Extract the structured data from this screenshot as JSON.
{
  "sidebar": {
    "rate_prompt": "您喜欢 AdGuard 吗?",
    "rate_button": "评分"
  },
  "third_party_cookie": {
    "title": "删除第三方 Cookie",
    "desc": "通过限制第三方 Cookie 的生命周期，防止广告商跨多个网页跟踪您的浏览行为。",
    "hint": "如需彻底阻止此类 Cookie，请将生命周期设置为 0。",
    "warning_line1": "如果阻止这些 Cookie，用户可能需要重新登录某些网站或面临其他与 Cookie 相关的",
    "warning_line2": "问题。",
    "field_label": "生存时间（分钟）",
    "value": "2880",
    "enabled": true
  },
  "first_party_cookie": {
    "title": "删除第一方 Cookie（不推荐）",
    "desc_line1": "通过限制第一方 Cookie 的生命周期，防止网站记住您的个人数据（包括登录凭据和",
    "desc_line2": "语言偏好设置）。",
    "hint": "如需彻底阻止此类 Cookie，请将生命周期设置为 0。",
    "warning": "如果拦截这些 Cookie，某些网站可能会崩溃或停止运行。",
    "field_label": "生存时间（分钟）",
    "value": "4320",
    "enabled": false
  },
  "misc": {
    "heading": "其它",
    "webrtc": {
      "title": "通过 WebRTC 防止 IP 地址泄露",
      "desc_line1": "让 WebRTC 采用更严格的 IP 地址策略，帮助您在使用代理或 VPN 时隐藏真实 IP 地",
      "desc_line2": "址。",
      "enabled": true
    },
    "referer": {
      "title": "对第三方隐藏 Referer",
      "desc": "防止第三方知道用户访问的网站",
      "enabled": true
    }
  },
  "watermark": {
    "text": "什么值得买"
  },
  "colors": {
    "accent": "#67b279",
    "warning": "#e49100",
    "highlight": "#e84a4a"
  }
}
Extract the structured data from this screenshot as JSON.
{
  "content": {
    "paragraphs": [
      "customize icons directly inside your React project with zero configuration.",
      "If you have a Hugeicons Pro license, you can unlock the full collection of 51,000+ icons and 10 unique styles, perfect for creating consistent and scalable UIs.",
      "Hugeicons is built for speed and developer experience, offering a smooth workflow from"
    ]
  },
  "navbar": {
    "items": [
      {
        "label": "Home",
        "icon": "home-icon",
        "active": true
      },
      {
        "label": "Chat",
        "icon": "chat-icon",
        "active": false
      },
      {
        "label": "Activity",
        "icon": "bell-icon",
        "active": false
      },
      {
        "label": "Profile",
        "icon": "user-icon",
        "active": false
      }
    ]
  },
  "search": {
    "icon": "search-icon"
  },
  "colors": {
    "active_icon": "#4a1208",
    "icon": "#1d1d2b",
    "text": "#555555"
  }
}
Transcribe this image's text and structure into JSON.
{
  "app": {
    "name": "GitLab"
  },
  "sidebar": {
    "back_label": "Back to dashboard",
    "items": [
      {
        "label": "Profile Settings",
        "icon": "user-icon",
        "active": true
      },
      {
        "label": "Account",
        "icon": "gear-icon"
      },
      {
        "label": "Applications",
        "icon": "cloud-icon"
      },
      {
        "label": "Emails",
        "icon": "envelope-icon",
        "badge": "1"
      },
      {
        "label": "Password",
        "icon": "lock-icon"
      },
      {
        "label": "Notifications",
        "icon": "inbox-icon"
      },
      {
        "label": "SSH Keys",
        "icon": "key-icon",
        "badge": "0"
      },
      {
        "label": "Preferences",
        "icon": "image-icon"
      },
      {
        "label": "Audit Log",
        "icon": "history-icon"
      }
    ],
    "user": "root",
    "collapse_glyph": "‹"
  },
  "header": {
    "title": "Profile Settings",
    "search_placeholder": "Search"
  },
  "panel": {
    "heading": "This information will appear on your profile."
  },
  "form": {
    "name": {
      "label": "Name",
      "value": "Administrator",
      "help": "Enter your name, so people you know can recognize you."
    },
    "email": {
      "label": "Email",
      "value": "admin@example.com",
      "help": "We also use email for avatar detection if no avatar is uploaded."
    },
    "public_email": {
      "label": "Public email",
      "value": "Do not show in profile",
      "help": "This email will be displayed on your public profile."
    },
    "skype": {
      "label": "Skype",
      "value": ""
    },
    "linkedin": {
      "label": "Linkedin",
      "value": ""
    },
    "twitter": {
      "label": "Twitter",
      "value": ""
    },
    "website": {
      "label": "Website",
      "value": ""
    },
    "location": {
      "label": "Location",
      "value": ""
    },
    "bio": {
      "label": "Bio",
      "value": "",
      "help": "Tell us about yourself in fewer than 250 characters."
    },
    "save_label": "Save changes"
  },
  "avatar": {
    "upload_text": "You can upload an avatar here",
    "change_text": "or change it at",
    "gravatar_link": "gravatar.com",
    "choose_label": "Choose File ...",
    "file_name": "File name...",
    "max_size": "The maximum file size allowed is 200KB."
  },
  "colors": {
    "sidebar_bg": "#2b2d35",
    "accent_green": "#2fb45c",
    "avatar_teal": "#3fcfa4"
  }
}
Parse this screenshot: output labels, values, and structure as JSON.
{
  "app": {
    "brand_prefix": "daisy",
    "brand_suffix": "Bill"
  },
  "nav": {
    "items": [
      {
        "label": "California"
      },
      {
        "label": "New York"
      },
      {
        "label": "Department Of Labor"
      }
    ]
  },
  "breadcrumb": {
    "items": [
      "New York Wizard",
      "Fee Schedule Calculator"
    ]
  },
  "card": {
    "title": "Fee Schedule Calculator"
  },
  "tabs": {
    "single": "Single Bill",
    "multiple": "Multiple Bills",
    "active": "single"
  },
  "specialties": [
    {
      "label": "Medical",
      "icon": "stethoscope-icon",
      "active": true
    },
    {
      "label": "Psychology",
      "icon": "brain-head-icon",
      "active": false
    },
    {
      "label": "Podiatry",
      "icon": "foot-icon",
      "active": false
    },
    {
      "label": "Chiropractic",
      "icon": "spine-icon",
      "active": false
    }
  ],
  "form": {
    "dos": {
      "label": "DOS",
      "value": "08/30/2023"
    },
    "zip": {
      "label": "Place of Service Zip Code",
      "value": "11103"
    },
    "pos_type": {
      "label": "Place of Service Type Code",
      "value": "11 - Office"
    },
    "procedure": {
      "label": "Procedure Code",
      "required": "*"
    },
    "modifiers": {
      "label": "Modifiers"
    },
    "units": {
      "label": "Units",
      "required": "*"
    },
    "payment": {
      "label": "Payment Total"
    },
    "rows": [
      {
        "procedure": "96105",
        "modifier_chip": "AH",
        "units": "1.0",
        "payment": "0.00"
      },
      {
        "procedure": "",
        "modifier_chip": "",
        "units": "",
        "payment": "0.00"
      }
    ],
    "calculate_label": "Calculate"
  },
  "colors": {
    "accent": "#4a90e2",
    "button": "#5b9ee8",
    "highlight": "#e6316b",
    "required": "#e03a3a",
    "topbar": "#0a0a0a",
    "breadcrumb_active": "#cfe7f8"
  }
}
---*---
[What you should do]: All of the records must be repeated exactly.

[Task solution]:
Extract the structured data from this screenshot as JSON.
{
  "sidebar": {
    "rate_prompt": "您喜欢 AdGuard 吗?",
    "rate_button": "评分"
  },
  "third_party_cookie": {
    "title": "删除第三方 Cookie",
    "desc": "通过限制第三方 Cookie 的生命周期，防止广告商跨多个网页跟踪您的浏览行为。",
    "hint": "如需彻底阻止此类 Cookie，请将生命周期设置为 0。",
    "warning_line1": "如果阻止这些 Cookie，用户可能需要重新登录某些网站或面临其他与 Cookie 相关的",
    "warning_line2": "问题。",
    "field_label": "生存时间（分钟）",
    "value": "2880",
    "enabled": true
  },
  "first_party_cookie": {
    "title": "删除第一方 Cookie（不推荐）",
    "desc_line1": "通过限制第一方 Cookie 的生命周期，防止网站记住您的个人数据（包括登录凭据和",
    "desc_line2": "语言偏好设置）。",
    "hint": "如需彻底阻止此类 Cookie，请将生命周期设置为 0。",
    "warning": "如果拦截这些 Cookie，某些网站可能会崩溃或停止运行。",
    "field_label": "生存时间（分钟）",
    "value": "4320",
    "enabled": false
  },
  "misc": {
    "heading": "其它",
    "webrtc": {
      "title": "通过 WebRTC 防止 IP 地址泄露",
      "desc_line1": "让 WebRTC 采用更严格的 IP 地址策略，帮助您在使用代理或 VPN 时隐藏真实 IP 地",
      "desc_line2": "址。",
      "enabled": true
    },
    "referer": {
      "title": "对第三方隐藏 Referer",
      "desc": "防止第三方知道用户访问的网站",
      "enabled": true
    }
  },
  "watermark": {
    "text": "什么值得买"
  },
  "colors": {
    "accent": "#67b279",
    "warning": "#e49100",
    "highlight": "#e84a4a"
  }
}
Extract the structured data from this screenshot as JSON.
{
  "content": {
    "paragraphs": [
      "customize icons directly inside your React project with zero configuration.",
      "If you have a Hugeicons Pro license, you can unlock the full collection of 51,000+ icons and 10 unique styles, perfect for creating consistent and scalable UIs.",
      "Hugeicons is built for speed and developer experience, offering a smooth workflow from"
    ]
  },
  "navbar": {
    "items": [
      {
        "label": "Home",
        "icon": "home-icon",
        "active": true
      },
      {
        "label": "Chat",
        "icon": "chat-icon",
        "active": false
      },
      {
        "label": "Activity",
        "icon": "bell-icon",
        "active": false
      },
      {
        "label": "Profile",
        "icon": "user-icon",
        "active": false
      }
    ]
  },
  "search": {
    "icon": "search-icon"
  },
  "colors": {
    "active_icon": "#4a1208",
    "icon": "#1d1d2b",
    "text": "#555555"
  }
}
Transcribe this image's text and structure into JSON.
{
  "app": {
    "name": "GitLab"
  },
  "sidebar": {
    "back_label": "Back to dashboard",
    "items": [
      {
        "label": "Profile Settings",
        "icon": "user-icon",
        "active": true
      },
      {
        "label": "Account",
        "icon": "gear-icon"
      },
      {
        "label": "Applications",
        "icon": "cloud-icon"
      },
      {
        "label": "Emails",
        "icon": "envelope-icon",
        "badge": "1"
      },
      {
        "label": "Password",
        "icon": "lock-icon"
      },
      {
        "label": "Notifications",
        "icon": "inbox-icon"
      },
      {
        "label": "SSH Keys",
        "icon": "key-icon",
        "badge": "0"
      },
      {
        "label": "Preferences",
        "icon": "image-icon"
      },
      {
        "label": "Audit Log",
        "icon": "history-icon"
      }
    ],
    "user": "root",
    "collapse_glyph": "‹"
  },
  "header": {
    "title": "Profile Settings",
    "search_placeholder": "Search"
  },
  "panel": {
    "heading": "This information will appear on your profile."
  },
  "form": {
    "name": {
      "label": "Name",
      "value": "Administrator",
      "help": "Enter your name, so people you know can recognize you."
    },
    "email": {
      "label": "Email",
      "value": "admin@example.com",
      "help": "We also use email for avatar detection if no avatar is uploaded."
    },
    "public_email": {
      "label": "Public email",
      "value": "Do not show in profile",
      "help": "This email will be displayed on your public profile."
    },
    "skype": {
      "label": "Skype",
      "value": ""
    },
    "linkedin": {
      "label": "Linkedin",
      "value": ""
    },
    "twitter": {
      "label": "Twitter",
      "value": ""
    },
    "website": {
      "label": "Website",
      "value": ""
    },
    "location": {
      "label": "Location",
      "value": ""
    },
    "bio": {
      "label": "Bio",
      "value": "",
      "help": "Tell us about yourself in fewer than 250 characters."
    },
    "save_label": "Save changes"
  },
  "avatar": {
    "upload_text": "You can upload an avatar here",
    "change_text": "or change it at",
    "gravatar_link": "gravatar.com",
    "choose_label": "Choose File ...",
    "file_name": "File name...",
    "max_size": "The maximum file size allowed is 200KB."
  },
  "colors": {
    "sidebar_bg": "#2b2d35",
    "accent_green": "#2fb45c",
    "avatar_teal": "#3fcfa4"
  }
}
Parse this screenshot: output labels, values, and structure as JSON.
{
  "app": {
    "brand_prefix": "daisy",
    "brand_suffix": "Bill"
  },
  "nav": {
    "items": [
      {
        "label": "California"
      },
      {
        "label": "New York"
      },
      {
        "label": "Department Of Labor"
      }
    ]
  },
  "breadcrumb": {
    "items": [
      "New York Wizard",
      "Fee Schedule Calculator"
    ]
  },
  "card": {
    "title": "Fee Schedule Calculator"
  },
  "tabs": {
    "single": "Single Bill",
    "multiple": "Multiple Bills",
    "active": "single"
  },
  "specialties": [
    {
      "label": "Medical",
      "icon": "stethoscope-icon",
      "active": true
    },
    {
      "label": "Psychology",
      "icon": "brain-head-icon",
      "active": false
    },
    {
      "label": "Podiatry",
      "icon": "foot-icon",
      "active": false
    },
    {
      "label": "Chiropractic",
      "icon": "spine-icon",
      "active": false
    }
  ],
  "form": {
    "dos": {
      "label": "DOS",
      "value": "08/30/2023"
    },
    "zip": {
      "label": "Place of Service Zip Code",
      "value": "11103"
    },
    "pos_type": {
      "label": "Place of Service Type Code",
      "value": "11 - Office"
    },
    "procedure": {
      "label": "Procedure Code",
      "required": "*"
    },
    "modifiers": {
      "label": "Modifiers"
    },
    "units": {
      "label": "Units",
      "required": "*"
    },
    "payment": {
      "label": "Payment Total"
    },
    "rows": [
      {
        "procedure": "96105",
        "modifier_chip": "AH",
        "units": "1.0",
        "payment": "0.00"
      },
      {
        "procedure": "",
        "modifier_chip": "",
        "units": "",
        "payment": "0.00"
      }
    ],
    "calculate_label": "Calculate"
  },
  "colors": {
    "accent": "#4a90e2",
    "button": "#5b9ee8",
    "highlight": "#e6316b",
    "required": "#e03a3a",
    "topbar": "#0a0a0a",
    "breadcrumb_active": "#cfe7f8"
  }
}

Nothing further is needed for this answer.